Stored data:
□ □ □ □ □ □ □

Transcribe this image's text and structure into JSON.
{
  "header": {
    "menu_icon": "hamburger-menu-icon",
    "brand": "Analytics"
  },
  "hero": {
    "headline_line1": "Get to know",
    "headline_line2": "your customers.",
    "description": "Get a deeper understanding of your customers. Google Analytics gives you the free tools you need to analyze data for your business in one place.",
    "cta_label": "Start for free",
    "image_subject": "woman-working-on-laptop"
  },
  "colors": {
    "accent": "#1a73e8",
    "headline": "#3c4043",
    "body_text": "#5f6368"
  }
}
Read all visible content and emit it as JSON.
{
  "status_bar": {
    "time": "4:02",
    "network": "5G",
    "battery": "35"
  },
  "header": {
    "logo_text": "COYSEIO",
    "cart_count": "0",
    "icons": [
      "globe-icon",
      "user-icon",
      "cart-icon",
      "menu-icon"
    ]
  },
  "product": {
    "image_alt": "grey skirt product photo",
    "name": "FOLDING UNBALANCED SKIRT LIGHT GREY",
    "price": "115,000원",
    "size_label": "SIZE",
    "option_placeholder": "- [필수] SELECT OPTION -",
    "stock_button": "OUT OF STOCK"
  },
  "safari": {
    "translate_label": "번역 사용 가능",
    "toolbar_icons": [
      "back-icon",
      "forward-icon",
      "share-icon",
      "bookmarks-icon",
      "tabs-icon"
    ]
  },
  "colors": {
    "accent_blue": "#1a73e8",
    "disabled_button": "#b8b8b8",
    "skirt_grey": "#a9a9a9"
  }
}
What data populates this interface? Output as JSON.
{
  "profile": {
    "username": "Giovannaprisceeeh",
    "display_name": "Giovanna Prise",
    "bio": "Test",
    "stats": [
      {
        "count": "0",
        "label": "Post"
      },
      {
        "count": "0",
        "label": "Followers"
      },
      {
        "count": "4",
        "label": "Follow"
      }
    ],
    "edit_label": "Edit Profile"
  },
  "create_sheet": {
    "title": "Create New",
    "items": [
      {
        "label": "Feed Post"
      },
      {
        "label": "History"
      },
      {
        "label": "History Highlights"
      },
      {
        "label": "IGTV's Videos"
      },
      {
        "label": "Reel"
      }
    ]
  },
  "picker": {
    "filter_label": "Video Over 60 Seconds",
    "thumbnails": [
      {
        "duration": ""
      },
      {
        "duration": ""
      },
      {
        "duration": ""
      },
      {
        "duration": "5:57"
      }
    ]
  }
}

□ □ □ □ □ □ □

- Do this
Every entry must be quoted exactly as it appears above.

- Expected output
Transcribe this image's text and structure into JSON.
{
  "header": {
    "menu_icon": "hamburger-menu-icon",
    "brand": "Analytics"
  },
  "hero": {
    "headline_line1": "Get to know",
    "headline_line2": "your customers.",
    "description": "Get a deeper understanding of your customers. Google Analytics gives you the free tools you need to analyze data for your business in one place.",
    "cta_label": "Start for free",
    "image_subject": "woman-working-on-laptop"
  },
  "colors": {
    "accent": "#1a73e8",
    "headline": "#3c4043",
    "body_text": "#5f6368"
  }
}
Read all visible content and emit it as JSON.
{
  "status_bar": {
    "time": "4:02",
    "network": "5G",
    "battery": "35"
  },
  "header": {
    "logo_text": "COYSEIO",
    "cart_count": "0",
    "icons": [
      "globe-icon",
      "user-icon",
      "cart-icon",
      "menu-icon"
    ]
  },
  "product": {
    "image_alt": "grey skirt product photo",
    "name": "FOLDING UNBALANCED SKIRT LIGHT GREY",
    "price": "115,000원",
    "size_label": "SIZE",
    "option_placeholder": "- [필수] SELECT OPTION -",
    "stock_button": "OUT OF STOCK"
  },
  "safari": {
    "translate_label": "번역 사용 가능",
    "toolbar_icons": [
      "back-icon",
      "forward-icon",
      "share-icon",
      "bookmarks-icon",
      "tabs-icon"
    ]
  },
  "colors": {
    "accent_blue": "#1a73e8",
    "disabled_button": "#b8b8b8",
    "skirt_grey": "#a9a9a9"
  }
}
What data populates this interface? Output as JSON.
{
  "profile": {
    "username": "Giovannaprisceeeh",
    "display_name": "Giovanna Prise",
    "bio": "Test",
    "stats": [
      {
        "count": "0",
        "label": "Post"
      },
      {
        "count": "0",
        "label": "Followers"
      },
      {
        "count": "4",
        "label": "Follow"
      }
    ],
    "edit_label": "Edit Profile"
  },
  "create_sheet": {
    "title": "Create New",
    "items": [
      {
        "label": "Feed Post"
      },
      {
        "label": "History"
      },
      {
        "label": "History Highlights"
      },
      {
        "label": "IGTV's Videos"
      },
      {
        "label": "Reel"
      }
    ]
  },
  "picker": {
    "filter_label": "Video Over 60 Seconds",
    "thumbnails": [
      {
        "duration": ""
      },
      {
        "duration": ""
      },
      {
        "duration": ""
      },
      {
        "duration": "5:57"
      }
    ]
  }
}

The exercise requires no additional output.